Records provided -
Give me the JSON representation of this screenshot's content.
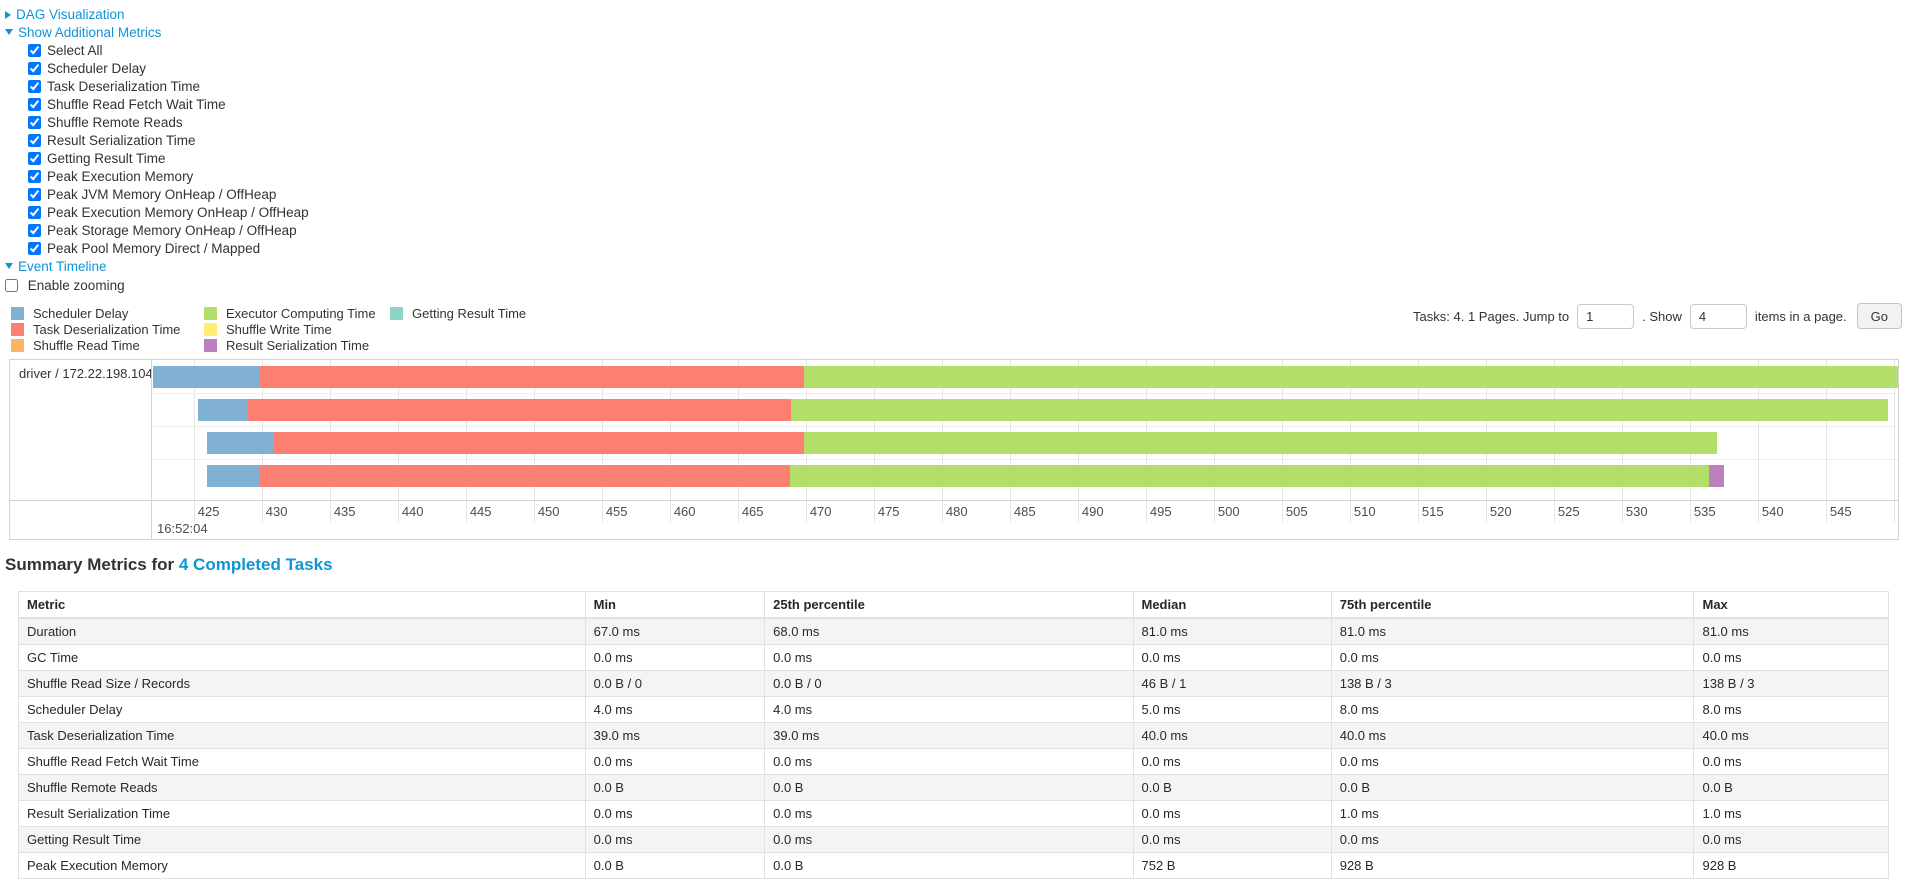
{
  "controls": {
    "dag": {
      "label": "DAG Visualization"
    },
    "metrics": {
      "label": "Show Additional Metrics",
      "items": [
        {
          "label": "Select All",
          "checked": true
        },
        {
          "label": "Scheduler Delay",
          "checked": true
        },
        {
          "label": "Task Deserialization Time",
          "checked": true
        },
        {
          "label": "Shuffle Read Fetch Wait Time",
          "checked": true
        },
        {
          "label": "Shuffle Remote Reads",
          "checked": true
        },
        {
          "label": "Result Serialization Time",
          "checked": true
        },
        {
          "label": "Getting Result Time",
          "checked": true
        },
        {
          "label": "Peak Execution Memory",
          "checked": true
        },
        {
          "label": "Peak JVM Memory OnHeap / OffHeap",
          "checked": true
        },
        {
          "label": "Peak Execution Memory OnHeap / OffHeap",
          "checked": true
        },
        {
          "label": "Peak Storage Memory OnHeap / OffHeap",
          "checked": true
        },
        {
          "label": "Peak Pool Memory Direct / Mapped",
          "checked": true
        }
      ]
    },
    "event_timeline": {
      "label": "Event Timeline"
    },
    "enable_zooming": {
      "label": "Enable zooming",
      "checked": false
    }
  },
  "pager": {
    "prefix": "Tasks: 4. 1 Pages. Jump to",
    "jump_value": "1",
    "mid": ". Show",
    "show_value": "4",
    "suffix": "items in a page.",
    "go_label": "Go"
  },
  "legend": {
    "columns": [
      [
        {
          "label": "Scheduler Delay",
          "color_key": "scheduler_delay"
        },
        {
          "label": "Task Deserialization Time",
          "color_key": "task_deserialization"
        },
        {
          "label": "Shuffle Read Time",
          "color_key": "shuffle_read"
        }
      ],
      [
        {
          "label": "Executor Computing Time",
          "color_key": "executor_computing"
        },
        {
          "label": "Shuffle Write Time",
          "color_key": "shuffle_write"
        },
        {
          "label": "Result Serialization Time",
          "color_key": "result_serialization"
        }
      ],
      [
        {
          "label": "Getting Result Time",
          "color_key": "getting_result"
        }
      ]
    ]
  },
  "chart_data": {
    "type": "timeline",
    "group_label": "driver / 172.22.198.104",
    "x_unit": "ms within second 16:52:04",
    "window": [
      422.0,
      550.3
    ],
    "tick_start": 425,
    "tick_end": 550,
    "tick_step": 5,
    "major_tick_label": "16:52:04",
    "colors": {
      "scheduler_delay": "#80B1D3",
      "task_deserialization": "#FB8072",
      "shuffle_read": "#FDB462",
      "executor_computing": "#B3DE69",
      "shuffle_write": "#FFED6F",
      "result_serialization": "#BC80BD",
      "getting_result": "#8DD3C7"
    },
    "tasks": [
      {
        "segments": [
          {
            "name": "scheduler_delay",
            "start": 422.0,
            "end": 429.9
          },
          {
            "name": "task_deserialization",
            "start": 429.9,
            "end": 469.9
          },
          {
            "name": "executor_computing",
            "start": 469.9,
            "end": 550.3
          }
        ]
      },
      {
        "segments": [
          {
            "name": "scheduler_delay",
            "start": 425.3,
            "end": 429.0
          },
          {
            "name": "task_deserialization",
            "start": 429.0,
            "end": 468.9
          },
          {
            "name": "executor_computing",
            "start": 468.9,
            "end": 549.6
          }
        ]
      },
      {
        "segments": [
          {
            "name": "scheduler_delay",
            "start": 426.0,
            "end": 430.9
          },
          {
            "name": "task_deserialization",
            "start": 430.9,
            "end": 469.9
          },
          {
            "name": "executor_computing",
            "start": 469.9,
            "end": 537.0
          }
        ]
      },
      {
        "segments": [
          {
            "name": "scheduler_delay",
            "start": 426.0,
            "end": 429.9
          },
          {
            "name": "task_deserialization",
            "start": 429.9,
            "end": 468.8
          },
          {
            "name": "executor_computing",
            "start": 468.8,
            "end": 536.4
          },
          {
            "name": "result_serialization",
            "start": 536.4,
            "end": 537.5
          }
        ]
      }
    ]
  },
  "summary": {
    "title_prefix": "Summary Metrics for",
    "title_link": "4 Completed Tasks",
    "table": {
      "headers": [
        "Metric",
        "Min",
        "25th percentile",
        "Median",
        "75th percentile",
        "Max"
      ],
      "rows": [
        [
          "Duration",
          "67.0 ms",
          "68.0 ms",
          "81.0 ms",
          "81.0 ms",
          "81.0 ms"
        ],
        [
          "GC Time",
          "0.0 ms",
          "0.0 ms",
          "0.0 ms",
          "0.0 ms",
          "0.0 ms"
        ],
        [
          "Shuffle Read Size / Records",
          "0.0 B / 0",
          "0.0 B / 0",
          "46 B / 1",
          "138 B / 3",
          "138 B / 3"
        ],
        [
          "Scheduler Delay",
          "4.0 ms",
          "4.0 ms",
          "5.0 ms",
          "8.0 ms",
          "8.0 ms"
        ],
        [
          "Task Deserialization Time",
          "39.0 ms",
          "39.0 ms",
          "40.0 ms",
          "40.0 ms",
          "40.0 ms"
        ],
        [
          "Shuffle Read Fetch Wait Time",
          "0.0 ms",
          "0.0 ms",
          "0.0 ms",
          "0.0 ms",
          "0.0 ms"
        ],
        [
          "Shuffle Remote Reads",
          "0.0 B",
          "0.0 B",
          "0.0 B",
          "0.0 B",
          "0.0 B"
        ],
        [
          "Result Serialization Time",
          "0.0 ms",
          "0.0 ms",
          "0.0 ms",
          "1.0 ms",
          "1.0 ms"
        ],
        [
          "Getting Result Time",
          "0.0 ms",
          "0.0 ms",
          "0.0 ms",
          "0.0 ms",
          "0.0 ms"
        ],
        [
          "Peak Execution Memory",
          "0.0 B",
          "0.0 B",
          "752 B",
          "928 B",
          "928 B"
        ]
      ]
    }
  }
}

To do - Repeat each entry exactly as given; no pictures belong in the copy.

Solved problem -
Give me the JSON representation of this screenshot's content.
{
  "controls": {
    "dag": {
      "label": "DAG Visualization"
    },
    "metrics": {
      "label": "Show Additional Metrics",
      "items": [
        {
          "label": "Select All",
          "checked": true
        },
        {
          "label": "Scheduler Delay",
          "checked": true
        },
        {
          "label": "Task Deserialization Time",
          "checked": true
        },
        {
          "label": "Shuffle Read Fetch Wait Time",
          "checked": true
        },
        {
          "label": "Shuffle Remote Reads",
          "checked": true
        },
        {
          "label": "Result Serialization Time",
          "checked": true
        },
        {
          "label": "Getting Result Time",
          "checked": true
        },
        {
          "label": "Peak Execution Memory",
          "checked": true
        },
        {
          "label": "Peak JVM Memory OnHeap / OffHeap",
          "checked": true
        },
        {
          "label": "Peak Execution Memory OnHeap / OffHeap",
          "checked": true
        },
        {
          "label": "Peak Storage Memory OnHeap / OffHeap",
          "checked": true
        },
        {
          "label": "Peak Pool Memory Direct / Mapped",
          "checked": true
        }
      ]
    },
    "event_timeline": {
      "label": "Event Timeline"
    },
    "enable_zooming": {
      "label": "Enable zooming",
      "checked": false
    }
  },
  "pager": {
    "prefix": "Tasks: 4. 1 Pages. Jump to",
    "jump_value": "1",
    "mid": ". Show",
    "show_value": "4",
    "suffix": "items in a page.",
    "go_label": "Go"
  },
  "legend": {
    "columns": [
      [
        {
          "label": "Scheduler Delay",
          "color_key": "scheduler_delay"
        },
        {
          "label": "Task Deserialization Time",
          "color_key": "task_deserialization"
        },
        {
          "label": "Shuffle Read Time",
          "color_key": "shuffle_read"
        }
      ],
      [
        {
          "label": "Executor Computing Time",
          "color_key": "executor_computing"
        },
        {
          "label": "Shuffle Write Time",
          "color_key": "shuffle_write"
        },
        {
          "label": "Result Serialization Time",
          "color_key": "result_serialization"
        }
      ],
      [
        {
          "label": "Getting Result Time",
          "color_key": "getting_result"
        }
      ]
    ]
  },
  "chart_data": {
    "type": "timeline",
    "group_label": "driver / 172.22.198.104",
    "x_unit": "ms within second 16:52:04",
    "window": [
      422.0,
      550.3
    ],
    "tick_start": 425,
    "tick_end": 550,
    "tick_step": 5,
    "major_tick_label": "16:52:04",
    "colors": {
      "scheduler_delay": "#80B1D3",
      "task_deserialization": "#FB8072",
      "shuffle_read": "#FDB462",
      "executor_computing": "#B3DE69",
      "shuffle_write": "#FFED6F",
      "result_serialization": "#BC80BD",
      "getting_result": "#8DD3C7"
    },
    "tasks": [
      {
        "segments": [
          {
            "name": "scheduler_delay",
            "start": 422.0,
            "end": 429.9
          },
          {
            "name": "task_deserialization",
            "start": 429.9,
            "end": 469.9
          },
          {
            "name": "executor_computing",
            "start": 469.9,
            "end": 550.3
          }
        ]
      },
      {
        "segments": [
          {
            "name": "scheduler_delay",
            "start": 425.3,
            "end": 429.0
          },
          {
            "name": "task_deserialization",
            "start": 429.0,
            "end": 468.9
          },
          {
            "name": "executor_computing",
            "start": 468.9,
            "end": 549.6
          }
        ]
      },
      {
        "segments": [
          {
            "name": "scheduler_delay",
            "start": 426.0,
            "end": 430.9
          },
          {
            "name": "task_deserialization",
            "start": 430.9,
            "end": 469.9
          },
          {
            "name": "executor_computing",
            "start": 469.9,
            "end": 537.0
          }
        ]
      },
      {
        "segments": [
          {
            "name": "scheduler_delay",
            "start": 426.0,
            "end": 429.9
          },
          {
            "name": "task_deserialization",
            "start": 429.9,
            "end": 468.8
          },
          {
            "name": "executor_computing",
            "start": 468.8,
            "end": 536.4
          },
          {
            "name": "result_serialization",
            "start": 536.4,
            "end": 537.5
          }
        ]
      }
    ]
  },
  "summary": {
    "title_prefix": "Summary Metrics for",
    "title_link": "4 Completed Tasks",
    "table": {
      "headers": [
        "Metric",
        "Min",
        "25th percentile",
        "Median",
        "75th percentile",
        "Max"
      ],
      "rows": [
        [
          "Duration",
          "67.0 ms",
          "68.0 ms",
          "81.0 ms",
          "81.0 ms",
          "81.0 ms"
        ],
        [
          "GC Time",
          "0.0 ms",
          "0.0 ms",
          "0.0 ms",
          "0.0 ms",
          "0.0 ms"
        ],
        [
          "Shuffle Read Size / Records",
          "0.0 B / 0",
          "0.0 B / 0",
          "46 B / 1",
          "138 B / 3",
          "138 B / 3"
        ],
        [
          "Scheduler Delay",
          "4.0 ms",
          "4.0 ms",
          "5.0 ms",
          "8.0 ms",
          "8.0 ms"
        ],
        [
          "Task Deserialization Time",
          "39.0 ms",
          "39.0 ms",
          "40.0 ms",
          "40.0 ms",
          "40.0 ms"
        ],
        [
          "Shuffle Read Fetch Wait Time",
          "0.0 ms",
          "0.0 ms",
          "0.0 ms",
          "0.0 ms",
          "0.0 ms"
        ],
        [
          "Shuffle Remote Reads",
          "0.0 B",
          "0.0 B",
          "0.0 B",
          "0.0 B",
          "0.0 B"
        ],
        [
          "Result Serialization Time",
          "0.0 ms",
          "0.0 ms",
          "0.0 ms",
          "1.0 ms",
          "1.0 ms"
        ],
        [
          "Getting Result Time",
          "0.0 ms",
          "0.0 ms",
          "0.0 ms",
          "0.0 ms",
          "0.0 ms"
        ],
        [
          "Peak Execution Memory",
          "0.0 B",
          "0.0 B",
          "752 B",
          "928 B",
          "928 B"
        ]
      ]
    }
  }
}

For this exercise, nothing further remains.